[What you need to do]:
Lines containing the word "name" need to be counted. Please reply with how many there are, and nothing else.
* * * * * * * * *
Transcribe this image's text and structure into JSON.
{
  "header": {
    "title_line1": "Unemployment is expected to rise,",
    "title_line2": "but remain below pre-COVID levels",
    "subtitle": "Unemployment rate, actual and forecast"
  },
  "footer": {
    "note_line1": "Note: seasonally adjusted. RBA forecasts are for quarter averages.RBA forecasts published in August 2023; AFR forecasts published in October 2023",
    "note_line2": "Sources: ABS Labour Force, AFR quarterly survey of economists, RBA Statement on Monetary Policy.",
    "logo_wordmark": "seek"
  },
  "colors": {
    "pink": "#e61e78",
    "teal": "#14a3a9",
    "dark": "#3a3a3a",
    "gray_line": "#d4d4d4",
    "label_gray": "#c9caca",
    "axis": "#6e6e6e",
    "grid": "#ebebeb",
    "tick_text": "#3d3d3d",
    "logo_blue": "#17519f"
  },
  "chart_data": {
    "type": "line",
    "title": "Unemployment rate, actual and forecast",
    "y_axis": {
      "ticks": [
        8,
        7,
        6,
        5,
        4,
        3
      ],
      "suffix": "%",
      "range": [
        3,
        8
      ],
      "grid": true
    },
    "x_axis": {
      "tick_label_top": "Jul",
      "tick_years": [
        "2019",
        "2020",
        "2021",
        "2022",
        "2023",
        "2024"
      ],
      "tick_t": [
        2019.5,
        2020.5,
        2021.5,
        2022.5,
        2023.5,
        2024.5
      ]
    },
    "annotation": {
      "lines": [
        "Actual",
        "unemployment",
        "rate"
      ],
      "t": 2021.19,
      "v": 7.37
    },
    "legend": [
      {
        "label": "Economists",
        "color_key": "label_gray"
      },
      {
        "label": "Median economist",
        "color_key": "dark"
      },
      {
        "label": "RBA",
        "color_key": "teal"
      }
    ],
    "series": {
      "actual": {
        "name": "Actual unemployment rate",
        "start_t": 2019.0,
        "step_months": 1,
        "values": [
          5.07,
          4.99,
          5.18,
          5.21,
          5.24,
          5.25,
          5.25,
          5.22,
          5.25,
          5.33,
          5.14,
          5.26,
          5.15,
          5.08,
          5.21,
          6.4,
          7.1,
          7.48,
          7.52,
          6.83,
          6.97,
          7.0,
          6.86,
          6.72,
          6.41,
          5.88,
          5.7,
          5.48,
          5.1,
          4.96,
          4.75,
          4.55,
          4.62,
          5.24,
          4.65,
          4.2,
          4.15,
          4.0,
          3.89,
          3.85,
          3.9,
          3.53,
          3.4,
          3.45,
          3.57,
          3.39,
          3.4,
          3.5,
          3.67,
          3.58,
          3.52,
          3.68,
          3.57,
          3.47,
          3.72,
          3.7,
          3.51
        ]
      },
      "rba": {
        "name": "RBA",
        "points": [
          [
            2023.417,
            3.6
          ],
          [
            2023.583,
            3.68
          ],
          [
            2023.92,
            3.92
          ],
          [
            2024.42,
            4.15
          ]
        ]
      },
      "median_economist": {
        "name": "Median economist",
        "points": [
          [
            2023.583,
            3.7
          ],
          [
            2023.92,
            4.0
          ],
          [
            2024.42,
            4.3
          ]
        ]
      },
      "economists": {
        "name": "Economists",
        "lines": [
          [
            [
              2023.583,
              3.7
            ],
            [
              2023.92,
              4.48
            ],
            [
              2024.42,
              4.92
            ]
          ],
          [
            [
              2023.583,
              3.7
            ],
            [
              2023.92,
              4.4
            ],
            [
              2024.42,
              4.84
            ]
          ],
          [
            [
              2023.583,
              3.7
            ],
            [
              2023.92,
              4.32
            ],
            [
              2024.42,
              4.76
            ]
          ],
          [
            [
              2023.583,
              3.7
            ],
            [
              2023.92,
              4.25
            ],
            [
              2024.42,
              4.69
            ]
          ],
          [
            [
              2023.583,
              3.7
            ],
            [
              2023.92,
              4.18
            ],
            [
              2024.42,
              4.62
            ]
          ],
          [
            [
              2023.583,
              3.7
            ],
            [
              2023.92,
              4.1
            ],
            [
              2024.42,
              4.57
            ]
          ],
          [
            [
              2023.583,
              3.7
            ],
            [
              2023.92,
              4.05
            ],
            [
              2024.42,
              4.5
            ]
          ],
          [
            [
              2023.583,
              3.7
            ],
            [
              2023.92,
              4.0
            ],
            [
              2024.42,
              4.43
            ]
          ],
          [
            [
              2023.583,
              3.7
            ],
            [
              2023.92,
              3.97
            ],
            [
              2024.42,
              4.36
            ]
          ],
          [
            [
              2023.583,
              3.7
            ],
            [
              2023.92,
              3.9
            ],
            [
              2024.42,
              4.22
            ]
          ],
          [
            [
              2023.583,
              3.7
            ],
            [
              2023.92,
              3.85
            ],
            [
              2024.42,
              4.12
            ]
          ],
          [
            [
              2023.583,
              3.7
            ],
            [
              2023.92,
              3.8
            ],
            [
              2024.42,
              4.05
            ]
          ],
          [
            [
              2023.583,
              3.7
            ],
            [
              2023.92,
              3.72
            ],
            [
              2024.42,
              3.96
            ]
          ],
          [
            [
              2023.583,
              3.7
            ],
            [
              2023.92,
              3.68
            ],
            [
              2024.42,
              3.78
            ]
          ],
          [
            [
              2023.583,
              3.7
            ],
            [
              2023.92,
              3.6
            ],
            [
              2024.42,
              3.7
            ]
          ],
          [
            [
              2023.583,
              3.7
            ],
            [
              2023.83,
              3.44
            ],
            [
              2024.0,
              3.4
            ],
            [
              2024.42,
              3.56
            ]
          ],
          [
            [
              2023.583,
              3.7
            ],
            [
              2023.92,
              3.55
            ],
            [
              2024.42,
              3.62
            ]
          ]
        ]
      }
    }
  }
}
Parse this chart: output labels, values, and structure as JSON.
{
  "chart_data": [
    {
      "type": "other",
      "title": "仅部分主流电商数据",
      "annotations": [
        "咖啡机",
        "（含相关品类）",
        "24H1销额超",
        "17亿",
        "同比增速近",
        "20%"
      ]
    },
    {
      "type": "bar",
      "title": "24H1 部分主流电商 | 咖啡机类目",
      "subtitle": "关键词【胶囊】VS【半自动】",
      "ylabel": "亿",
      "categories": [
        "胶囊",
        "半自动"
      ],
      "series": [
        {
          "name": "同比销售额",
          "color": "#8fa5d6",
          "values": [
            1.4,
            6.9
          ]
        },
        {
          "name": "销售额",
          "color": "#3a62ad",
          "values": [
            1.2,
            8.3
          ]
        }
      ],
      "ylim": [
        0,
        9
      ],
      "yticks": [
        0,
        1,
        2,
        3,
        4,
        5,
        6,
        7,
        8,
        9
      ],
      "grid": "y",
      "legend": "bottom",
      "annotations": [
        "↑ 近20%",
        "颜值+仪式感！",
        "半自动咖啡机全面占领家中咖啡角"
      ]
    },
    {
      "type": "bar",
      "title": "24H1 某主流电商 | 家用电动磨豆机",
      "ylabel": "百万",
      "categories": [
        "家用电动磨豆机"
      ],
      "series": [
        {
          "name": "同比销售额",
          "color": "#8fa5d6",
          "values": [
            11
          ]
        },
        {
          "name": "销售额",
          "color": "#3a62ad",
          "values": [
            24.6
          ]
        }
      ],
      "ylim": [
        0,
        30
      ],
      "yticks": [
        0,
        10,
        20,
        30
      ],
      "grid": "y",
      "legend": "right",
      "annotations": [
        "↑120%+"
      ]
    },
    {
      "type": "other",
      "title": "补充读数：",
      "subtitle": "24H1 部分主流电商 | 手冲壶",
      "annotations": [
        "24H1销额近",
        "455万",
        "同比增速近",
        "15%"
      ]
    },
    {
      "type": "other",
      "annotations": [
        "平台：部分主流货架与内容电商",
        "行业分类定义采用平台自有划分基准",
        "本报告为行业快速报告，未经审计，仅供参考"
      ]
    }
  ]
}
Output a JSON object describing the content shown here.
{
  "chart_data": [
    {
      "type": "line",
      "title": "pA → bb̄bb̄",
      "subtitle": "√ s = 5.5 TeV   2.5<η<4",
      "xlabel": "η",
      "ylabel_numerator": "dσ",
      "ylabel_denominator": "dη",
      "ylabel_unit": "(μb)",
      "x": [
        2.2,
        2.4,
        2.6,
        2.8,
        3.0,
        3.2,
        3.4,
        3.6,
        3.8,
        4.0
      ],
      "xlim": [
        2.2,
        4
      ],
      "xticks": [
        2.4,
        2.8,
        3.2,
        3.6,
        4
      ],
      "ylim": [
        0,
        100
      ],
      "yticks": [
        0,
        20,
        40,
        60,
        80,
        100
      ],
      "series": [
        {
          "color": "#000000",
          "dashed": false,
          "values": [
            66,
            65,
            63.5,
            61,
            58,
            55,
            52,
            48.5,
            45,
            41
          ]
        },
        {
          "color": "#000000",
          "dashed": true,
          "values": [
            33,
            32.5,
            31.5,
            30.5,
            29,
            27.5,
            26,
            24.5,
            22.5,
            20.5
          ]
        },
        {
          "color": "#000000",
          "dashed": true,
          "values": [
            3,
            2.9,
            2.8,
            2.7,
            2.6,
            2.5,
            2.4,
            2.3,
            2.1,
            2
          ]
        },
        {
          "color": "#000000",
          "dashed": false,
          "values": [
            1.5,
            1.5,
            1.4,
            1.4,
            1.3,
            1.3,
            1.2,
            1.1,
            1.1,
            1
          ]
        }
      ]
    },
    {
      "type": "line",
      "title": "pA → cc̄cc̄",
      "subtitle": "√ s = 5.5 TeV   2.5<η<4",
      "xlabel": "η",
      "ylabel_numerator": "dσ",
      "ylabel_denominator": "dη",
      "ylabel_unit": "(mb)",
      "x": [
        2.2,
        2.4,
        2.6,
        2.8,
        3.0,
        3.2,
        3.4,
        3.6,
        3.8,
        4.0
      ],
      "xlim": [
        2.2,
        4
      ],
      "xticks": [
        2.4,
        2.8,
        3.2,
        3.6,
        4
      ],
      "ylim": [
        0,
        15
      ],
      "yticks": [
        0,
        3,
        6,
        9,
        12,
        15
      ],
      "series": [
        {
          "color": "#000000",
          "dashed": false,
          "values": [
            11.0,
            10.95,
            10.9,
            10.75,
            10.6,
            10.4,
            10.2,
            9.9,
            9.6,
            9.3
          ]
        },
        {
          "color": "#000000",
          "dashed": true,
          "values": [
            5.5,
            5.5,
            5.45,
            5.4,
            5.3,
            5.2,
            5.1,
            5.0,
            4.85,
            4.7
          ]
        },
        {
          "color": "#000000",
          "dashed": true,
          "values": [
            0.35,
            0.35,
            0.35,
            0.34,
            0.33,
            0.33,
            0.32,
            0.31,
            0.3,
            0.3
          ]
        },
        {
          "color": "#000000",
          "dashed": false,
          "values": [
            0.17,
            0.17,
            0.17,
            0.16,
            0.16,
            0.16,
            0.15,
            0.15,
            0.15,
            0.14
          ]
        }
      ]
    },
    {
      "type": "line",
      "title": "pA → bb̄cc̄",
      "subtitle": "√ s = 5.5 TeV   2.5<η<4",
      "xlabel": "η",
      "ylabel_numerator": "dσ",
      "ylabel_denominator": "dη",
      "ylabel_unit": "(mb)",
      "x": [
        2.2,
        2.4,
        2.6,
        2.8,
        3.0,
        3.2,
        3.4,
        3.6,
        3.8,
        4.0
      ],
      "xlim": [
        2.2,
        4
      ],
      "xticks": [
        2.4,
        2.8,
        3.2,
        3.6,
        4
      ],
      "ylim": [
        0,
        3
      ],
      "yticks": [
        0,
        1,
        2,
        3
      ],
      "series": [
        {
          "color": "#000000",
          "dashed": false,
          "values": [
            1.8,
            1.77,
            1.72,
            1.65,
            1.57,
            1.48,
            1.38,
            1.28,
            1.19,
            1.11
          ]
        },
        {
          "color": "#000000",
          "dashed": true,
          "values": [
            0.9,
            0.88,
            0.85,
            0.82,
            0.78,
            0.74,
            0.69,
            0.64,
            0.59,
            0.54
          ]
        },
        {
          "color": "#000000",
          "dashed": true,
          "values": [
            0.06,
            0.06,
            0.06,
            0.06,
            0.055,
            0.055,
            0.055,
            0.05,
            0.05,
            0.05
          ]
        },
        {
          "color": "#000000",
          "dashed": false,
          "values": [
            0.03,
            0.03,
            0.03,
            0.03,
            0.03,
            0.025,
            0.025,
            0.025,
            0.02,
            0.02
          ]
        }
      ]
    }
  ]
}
* * * * * * * * *
[Full output]:
8